→ Records for this exercise:
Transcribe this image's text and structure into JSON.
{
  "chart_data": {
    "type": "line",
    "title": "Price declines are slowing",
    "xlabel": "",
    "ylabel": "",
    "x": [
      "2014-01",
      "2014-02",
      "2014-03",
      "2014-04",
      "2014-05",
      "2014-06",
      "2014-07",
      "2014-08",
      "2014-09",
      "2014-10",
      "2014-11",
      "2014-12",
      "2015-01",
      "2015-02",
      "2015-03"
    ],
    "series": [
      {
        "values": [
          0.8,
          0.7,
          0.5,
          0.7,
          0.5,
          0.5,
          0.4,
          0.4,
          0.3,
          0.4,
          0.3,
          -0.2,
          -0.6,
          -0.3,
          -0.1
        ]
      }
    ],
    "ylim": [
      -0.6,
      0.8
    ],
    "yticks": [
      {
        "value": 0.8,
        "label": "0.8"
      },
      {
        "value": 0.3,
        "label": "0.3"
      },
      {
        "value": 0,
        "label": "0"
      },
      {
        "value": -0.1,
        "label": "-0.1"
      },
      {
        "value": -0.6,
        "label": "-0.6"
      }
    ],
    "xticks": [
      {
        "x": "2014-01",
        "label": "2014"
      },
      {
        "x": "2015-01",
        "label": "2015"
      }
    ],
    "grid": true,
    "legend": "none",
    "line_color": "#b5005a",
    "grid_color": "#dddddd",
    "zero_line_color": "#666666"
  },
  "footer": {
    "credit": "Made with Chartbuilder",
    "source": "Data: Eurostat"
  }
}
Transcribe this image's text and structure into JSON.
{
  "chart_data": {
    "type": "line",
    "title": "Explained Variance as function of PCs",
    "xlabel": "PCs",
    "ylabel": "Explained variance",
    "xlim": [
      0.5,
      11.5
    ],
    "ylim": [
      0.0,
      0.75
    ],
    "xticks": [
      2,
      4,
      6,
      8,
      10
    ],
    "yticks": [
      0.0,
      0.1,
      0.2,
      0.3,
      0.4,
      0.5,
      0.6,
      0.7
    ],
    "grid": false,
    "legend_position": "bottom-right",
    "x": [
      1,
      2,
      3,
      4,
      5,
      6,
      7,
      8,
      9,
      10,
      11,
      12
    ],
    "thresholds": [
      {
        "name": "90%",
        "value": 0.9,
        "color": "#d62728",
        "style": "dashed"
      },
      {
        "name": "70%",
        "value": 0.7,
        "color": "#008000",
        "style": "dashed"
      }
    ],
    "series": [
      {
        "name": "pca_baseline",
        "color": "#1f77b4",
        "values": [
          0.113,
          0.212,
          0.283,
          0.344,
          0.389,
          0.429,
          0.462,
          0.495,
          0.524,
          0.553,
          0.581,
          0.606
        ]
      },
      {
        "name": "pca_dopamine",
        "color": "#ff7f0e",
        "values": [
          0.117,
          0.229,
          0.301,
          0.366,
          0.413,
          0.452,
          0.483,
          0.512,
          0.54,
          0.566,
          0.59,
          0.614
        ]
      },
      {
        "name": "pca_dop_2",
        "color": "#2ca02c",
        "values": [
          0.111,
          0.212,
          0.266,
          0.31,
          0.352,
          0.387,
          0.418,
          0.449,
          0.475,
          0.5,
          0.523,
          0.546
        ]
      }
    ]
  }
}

→ Work required:
Print the complete listing again, exactly as it stands.

→ Written response:
Transcribe this image's text and structure into JSON.
{
  "chart_data": {
    "type": "line",
    "title": "Price declines are slowing",
    "xlabel": "",
    "ylabel": "",
    "x": [
      "2014-01",
      "2014-02",
      "2014-03",
      "2014-04",
      "2014-05",
      "2014-06",
      "2014-07",
      "2014-08",
      "2014-09",
      "2014-10",
      "2014-11",
      "2014-12",
      "2015-01",
      "2015-02",
      "2015-03"
    ],
    "series": [
      {
        "values": [
          0.8,
          0.7,
          0.5,
          0.7,
          0.5,
          0.5,
          0.4,
          0.4,
          0.3,
          0.4,
          0.3,
          -0.2,
          -0.6,
          -0.3,
          -0.1
        ]
      }
    ],
    "ylim": [
      -0.6,
      0.8
    ],
    "yticks": [
      {
        "value": 0.8,
        "label": "0.8"
      },
      {
        "value": 0.3,
        "label": "0.3"
      },
      {
        "value": 0,
        "label": "0"
      },
      {
        "value": -0.1,
        "label": "-0.1"
      },
      {
        "value": -0.6,
        "label": "-0.6"
      }
    ],
    "xticks": [
      {
        "x": "2014-01",
        "label": "2014"
      },
      {
        "x": "2015-01",
        "label": "2015"
      }
    ],
    "grid": true,
    "legend": "none",
    "line_color": "#b5005a",
    "grid_color": "#dddddd",
    "zero_line_color": "#666666"
  },
  "footer": {
    "credit": "Made with Chartbuilder",
    "source": "Data: Eurostat"
  }
}
Transcribe this image's text and structure into JSON.
{
  "chart_data": {
    "type": "line",
    "title": "Explained Variance as function of PCs",
    "xlabel": "PCs",
    "ylabel": "Explained variance",
    "xlim": [
      0.5,
      11.5
    ],
    "ylim": [
      0.0,
      0.75
    ],
    "xticks": [
      2,
      4,
      6,
      8,
      10
    ],
    "yticks": [
      0.0,
      0.1,
      0.2,
      0.3,
      0.4,
      0.5,
      0.6,
      0.7
    ],
    "grid": false,
    "legend_position": "bottom-right",
    "x": [
      1,
      2,
      3,
      4,
      5,
      6,
      7,
      8,
      9,
      10,
      11,
      12
    ],
    "thresholds": [
      {
        "name": "90%",
        "value": 0.9,
        "color": "#d62728",
        "style": "dashed"
      },
      {
        "name": "70%",
        "value": 0.7,
        "color": "#008000",
        "style": "dashed"
      }
    ],
    "series": [
      {
        "name": "pca_baseline",
        "color": "#1f77b4",
        "values": [
          0.113,
          0.212,
          0.283,
          0.344,
          0.389,
          0.429,
          0.462,
          0.495,
          0.524,
          0.553,
          0.581,
          0.606
        ]
      },
      {
        "name": "pca_dopamine",
        "color": "#ff7f0e",
        "values": [
          0.117,
          0.229,
          0.301,
          0.366,
          0.413,
          0.452,
          0.483,
          0.512,
          0.54,
          0.566,
          0.59,
          0.614
        ]
      },
      {
        "name": "pca_dop_2",
        "color": "#2ca02c",
        "values": [
          0.111,
          0.212,
          0.266,
          0.31,
          0.352,
          0.387,
          0.418,
          0.449,
          0.475,
          0.5,
          0.523,
          0.546
        ]
      }
    ]
  }
}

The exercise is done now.